OBJECTIVE: Copy out every line that contains the word "destination".
— begin PROVIDED RECORDS —
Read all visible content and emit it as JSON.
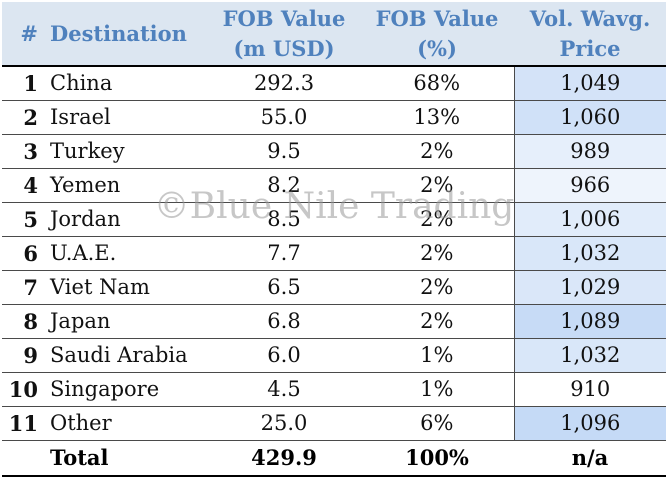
{
  "headers": {
    "num": "#",
    "destination": "Destination",
    "fob_value_line1": "FOB Value",
    "fob_value_line2": "(m USD)",
    "fob_pct_line1": "FOB Value",
    "fob_pct_line2": "(%)",
    "price_line1": "Vol. Wavg.",
    "price_line2": "Price"
  },
  "rows": [
    {
      "rank": "1",
      "destination": "China",
      "fob_value": "292.3",
      "fob_pct": "68%",
      "price": "1,049"
    },
    {
      "rank": "2",
      "destination": "Israel",
      "fob_value": "55.0",
      "fob_pct": "13%",
      "price": "1,060"
    },
    {
      "rank": "3",
      "destination": "Turkey",
      "fob_value": "9.5",
      "fob_pct": "2%",
      "price": "989"
    },
    {
      "rank": "4",
      "destination": "Yemen",
      "fob_value": "8.2",
      "fob_pct": "2%",
      "price": "966"
    },
    {
      "rank": "5",
      "destination": "Jordan",
      "fob_value": "8.5",
      "fob_pct": "2%",
      "price": "1,006"
    },
    {
      "rank": "6",
      "destination": "U.A.E.",
      "fob_value": "7.7",
      "fob_pct": "2%",
      "price": "1,032"
    },
    {
      "rank": "7",
      "destination": "Viet Nam",
      "fob_value": "6.5",
      "fob_pct": "2%",
      "price": "1,029"
    },
    {
      "rank": "8",
      "destination": "Japan",
      "fob_value": "6.8",
      "fob_pct": "2%",
      "price": "1,089"
    },
    {
      "rank": "9",
      "destination": "Saudi Arabia",
      "fob_value": "6.0",
      "fob_pct": "1%",
      "price": "1,032"
    },
    {
      "rank": "10",
      "destination": "Singapore",
      "fob_value": "4.5",
      "fob_pct": "1%",
      "price": "910"
    },
    {
      "rank": "11",
      "destination": "Other",
      "fob_value": "25.0",
      "fob_pct": "6%",
      "price": "1,096"
    }
  ],
  "total": {
    "label": "Total",
    "fob_value": "429.9",
    "fob_pct": "100%",
    "price": "n/a"
  },
  "watermark": "©Blue Nile Trading",
  "colors": {
    "header_bg": "#dce6f1",
    "header_text": "#4f81bd",
    "price_scale_low": "#ffffff",
    "price_scale_high": "#c5daf6"
  }
}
— end PROVIDED RECORDS —
RESPONSE:
    "destination": "Destination",
      "destination": "China",
      "destination": "Israel",
      "destination": "Turkey",
      "destination": "Yemen",
      "destination": "Jordan",
      "destination": "U.A.E.",
      "destination": "Viet Nam",
      "destination": "Japan",
      "destination": "Saudi Arabia",
      "destination": "Singapore",
      "destination": "Other",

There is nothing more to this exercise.